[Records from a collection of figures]
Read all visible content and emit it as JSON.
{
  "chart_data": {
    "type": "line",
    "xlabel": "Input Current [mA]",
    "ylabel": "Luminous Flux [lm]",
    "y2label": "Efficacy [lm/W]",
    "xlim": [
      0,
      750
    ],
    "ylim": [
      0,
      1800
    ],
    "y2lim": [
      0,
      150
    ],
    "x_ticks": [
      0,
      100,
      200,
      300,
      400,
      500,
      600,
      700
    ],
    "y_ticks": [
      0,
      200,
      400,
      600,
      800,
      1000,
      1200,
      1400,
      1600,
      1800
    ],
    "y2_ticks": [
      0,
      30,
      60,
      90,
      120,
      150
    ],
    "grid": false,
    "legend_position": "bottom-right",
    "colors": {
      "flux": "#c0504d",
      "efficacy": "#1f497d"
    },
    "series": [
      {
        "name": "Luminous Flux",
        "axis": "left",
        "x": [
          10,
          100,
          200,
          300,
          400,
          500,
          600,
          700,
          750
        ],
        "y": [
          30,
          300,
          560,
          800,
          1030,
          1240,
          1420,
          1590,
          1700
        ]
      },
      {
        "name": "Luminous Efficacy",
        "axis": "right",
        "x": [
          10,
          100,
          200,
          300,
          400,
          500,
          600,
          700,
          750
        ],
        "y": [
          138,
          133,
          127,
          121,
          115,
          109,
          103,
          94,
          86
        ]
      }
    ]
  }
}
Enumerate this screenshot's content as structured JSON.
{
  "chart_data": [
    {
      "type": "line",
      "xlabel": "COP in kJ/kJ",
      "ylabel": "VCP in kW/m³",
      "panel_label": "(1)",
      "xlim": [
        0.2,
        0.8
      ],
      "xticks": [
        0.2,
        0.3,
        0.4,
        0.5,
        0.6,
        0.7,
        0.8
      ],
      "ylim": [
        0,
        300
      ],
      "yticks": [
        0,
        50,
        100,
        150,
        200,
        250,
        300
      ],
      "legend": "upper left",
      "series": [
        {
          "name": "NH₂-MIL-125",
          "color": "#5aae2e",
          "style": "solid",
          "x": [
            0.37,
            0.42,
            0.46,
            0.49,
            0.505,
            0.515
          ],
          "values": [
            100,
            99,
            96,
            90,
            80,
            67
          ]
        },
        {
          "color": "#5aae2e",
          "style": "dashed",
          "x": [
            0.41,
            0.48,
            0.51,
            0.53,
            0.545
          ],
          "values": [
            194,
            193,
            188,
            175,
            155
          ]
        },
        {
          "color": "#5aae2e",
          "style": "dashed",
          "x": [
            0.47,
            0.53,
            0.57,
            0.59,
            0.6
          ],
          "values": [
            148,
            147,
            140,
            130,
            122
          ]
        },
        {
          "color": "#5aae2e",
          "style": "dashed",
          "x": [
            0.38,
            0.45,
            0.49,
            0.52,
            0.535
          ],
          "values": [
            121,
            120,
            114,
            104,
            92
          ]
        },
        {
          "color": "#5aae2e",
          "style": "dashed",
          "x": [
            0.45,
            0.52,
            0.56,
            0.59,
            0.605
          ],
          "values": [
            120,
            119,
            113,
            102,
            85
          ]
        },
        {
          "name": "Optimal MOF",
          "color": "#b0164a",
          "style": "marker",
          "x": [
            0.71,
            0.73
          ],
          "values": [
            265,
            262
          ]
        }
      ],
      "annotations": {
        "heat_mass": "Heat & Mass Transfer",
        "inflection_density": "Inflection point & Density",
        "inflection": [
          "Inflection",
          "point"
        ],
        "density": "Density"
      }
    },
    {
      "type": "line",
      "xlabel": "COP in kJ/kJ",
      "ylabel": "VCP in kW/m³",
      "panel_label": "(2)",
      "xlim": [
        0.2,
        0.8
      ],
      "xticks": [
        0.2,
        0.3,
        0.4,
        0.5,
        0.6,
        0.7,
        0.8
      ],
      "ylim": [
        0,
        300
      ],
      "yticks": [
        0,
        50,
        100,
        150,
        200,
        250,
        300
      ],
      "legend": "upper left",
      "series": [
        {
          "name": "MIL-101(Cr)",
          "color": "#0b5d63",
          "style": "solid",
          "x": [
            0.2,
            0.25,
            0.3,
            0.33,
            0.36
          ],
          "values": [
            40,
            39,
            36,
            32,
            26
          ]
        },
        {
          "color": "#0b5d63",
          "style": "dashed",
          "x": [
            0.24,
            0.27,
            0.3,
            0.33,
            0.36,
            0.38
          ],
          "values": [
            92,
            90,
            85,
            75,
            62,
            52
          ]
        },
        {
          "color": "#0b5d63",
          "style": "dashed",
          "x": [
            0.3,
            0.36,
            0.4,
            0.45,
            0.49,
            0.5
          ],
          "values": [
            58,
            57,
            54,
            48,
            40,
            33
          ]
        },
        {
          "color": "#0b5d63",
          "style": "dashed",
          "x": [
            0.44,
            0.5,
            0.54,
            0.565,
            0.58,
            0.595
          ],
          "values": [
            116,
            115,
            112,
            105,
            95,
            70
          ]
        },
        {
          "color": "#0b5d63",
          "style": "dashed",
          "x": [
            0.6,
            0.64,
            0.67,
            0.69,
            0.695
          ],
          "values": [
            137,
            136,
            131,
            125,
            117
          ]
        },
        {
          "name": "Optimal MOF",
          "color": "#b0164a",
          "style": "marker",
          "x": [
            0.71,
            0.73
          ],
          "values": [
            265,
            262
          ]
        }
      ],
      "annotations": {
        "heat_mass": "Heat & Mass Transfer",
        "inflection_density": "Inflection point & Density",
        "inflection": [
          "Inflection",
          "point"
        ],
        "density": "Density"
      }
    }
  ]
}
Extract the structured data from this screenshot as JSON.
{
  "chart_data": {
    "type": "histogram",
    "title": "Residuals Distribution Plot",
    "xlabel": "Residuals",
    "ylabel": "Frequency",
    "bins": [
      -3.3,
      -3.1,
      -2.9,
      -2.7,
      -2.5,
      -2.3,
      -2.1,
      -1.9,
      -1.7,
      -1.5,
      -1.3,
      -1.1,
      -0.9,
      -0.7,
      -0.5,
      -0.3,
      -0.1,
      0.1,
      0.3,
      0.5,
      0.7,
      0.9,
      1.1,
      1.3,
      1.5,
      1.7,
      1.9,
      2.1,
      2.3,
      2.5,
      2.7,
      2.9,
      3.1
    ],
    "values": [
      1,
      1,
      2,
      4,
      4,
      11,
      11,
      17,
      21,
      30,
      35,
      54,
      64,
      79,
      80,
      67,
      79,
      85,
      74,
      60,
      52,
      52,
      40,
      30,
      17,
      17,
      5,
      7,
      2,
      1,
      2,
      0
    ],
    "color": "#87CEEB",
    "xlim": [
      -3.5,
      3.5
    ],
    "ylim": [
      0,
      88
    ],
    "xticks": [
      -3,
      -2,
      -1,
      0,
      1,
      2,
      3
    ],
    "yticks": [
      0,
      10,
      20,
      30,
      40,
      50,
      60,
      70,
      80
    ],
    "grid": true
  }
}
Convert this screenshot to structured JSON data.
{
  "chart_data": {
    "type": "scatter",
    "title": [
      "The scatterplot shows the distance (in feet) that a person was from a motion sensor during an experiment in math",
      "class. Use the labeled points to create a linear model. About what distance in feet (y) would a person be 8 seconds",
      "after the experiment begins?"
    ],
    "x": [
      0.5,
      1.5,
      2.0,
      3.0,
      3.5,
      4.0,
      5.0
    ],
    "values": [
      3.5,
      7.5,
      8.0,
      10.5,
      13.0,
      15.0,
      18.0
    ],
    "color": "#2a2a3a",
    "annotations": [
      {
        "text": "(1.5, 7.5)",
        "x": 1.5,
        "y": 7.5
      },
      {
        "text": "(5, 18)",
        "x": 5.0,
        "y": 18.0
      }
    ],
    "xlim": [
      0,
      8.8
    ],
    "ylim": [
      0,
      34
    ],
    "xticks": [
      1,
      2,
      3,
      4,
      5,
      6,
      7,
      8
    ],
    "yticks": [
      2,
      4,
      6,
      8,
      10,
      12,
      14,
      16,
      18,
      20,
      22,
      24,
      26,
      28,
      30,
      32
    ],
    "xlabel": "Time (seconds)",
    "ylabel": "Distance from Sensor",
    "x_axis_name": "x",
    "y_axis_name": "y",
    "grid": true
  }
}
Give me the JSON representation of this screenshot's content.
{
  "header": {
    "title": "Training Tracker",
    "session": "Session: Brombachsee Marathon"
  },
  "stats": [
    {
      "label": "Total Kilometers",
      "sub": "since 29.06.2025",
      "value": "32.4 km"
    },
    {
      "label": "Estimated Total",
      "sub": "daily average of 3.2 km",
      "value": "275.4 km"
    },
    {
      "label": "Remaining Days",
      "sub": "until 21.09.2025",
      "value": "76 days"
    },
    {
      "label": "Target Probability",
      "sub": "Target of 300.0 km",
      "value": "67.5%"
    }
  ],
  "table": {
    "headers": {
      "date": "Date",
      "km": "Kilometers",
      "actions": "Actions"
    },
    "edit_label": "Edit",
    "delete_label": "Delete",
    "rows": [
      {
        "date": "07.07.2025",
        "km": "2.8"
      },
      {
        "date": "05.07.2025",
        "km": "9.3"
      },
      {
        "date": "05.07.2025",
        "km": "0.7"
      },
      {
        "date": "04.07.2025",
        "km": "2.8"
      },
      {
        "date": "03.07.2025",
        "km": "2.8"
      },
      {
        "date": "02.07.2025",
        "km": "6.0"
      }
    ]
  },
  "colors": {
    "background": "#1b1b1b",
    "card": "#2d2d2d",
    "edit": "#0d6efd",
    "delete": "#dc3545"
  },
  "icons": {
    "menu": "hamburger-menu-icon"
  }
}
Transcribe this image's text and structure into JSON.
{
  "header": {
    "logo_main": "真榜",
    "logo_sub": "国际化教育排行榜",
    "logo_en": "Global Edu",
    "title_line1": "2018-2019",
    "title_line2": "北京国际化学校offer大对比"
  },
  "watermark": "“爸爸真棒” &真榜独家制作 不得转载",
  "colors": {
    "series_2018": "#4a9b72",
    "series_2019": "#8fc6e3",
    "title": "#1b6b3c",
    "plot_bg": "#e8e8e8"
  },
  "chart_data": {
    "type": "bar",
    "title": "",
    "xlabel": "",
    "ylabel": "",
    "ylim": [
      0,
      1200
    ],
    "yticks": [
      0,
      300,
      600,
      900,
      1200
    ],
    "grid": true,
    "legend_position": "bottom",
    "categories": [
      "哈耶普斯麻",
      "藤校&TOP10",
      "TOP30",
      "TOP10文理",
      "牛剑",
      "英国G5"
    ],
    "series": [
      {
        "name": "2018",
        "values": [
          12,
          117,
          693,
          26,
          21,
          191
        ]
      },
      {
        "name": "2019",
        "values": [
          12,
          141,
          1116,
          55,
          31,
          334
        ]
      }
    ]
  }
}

→ **GIVEN INSTRUCTION**:
What is the number of lines in the listing that contain the string "xlabel"? Reply with that number alone.

→ **SOLUTION FOR THIS EXERCISE**:
6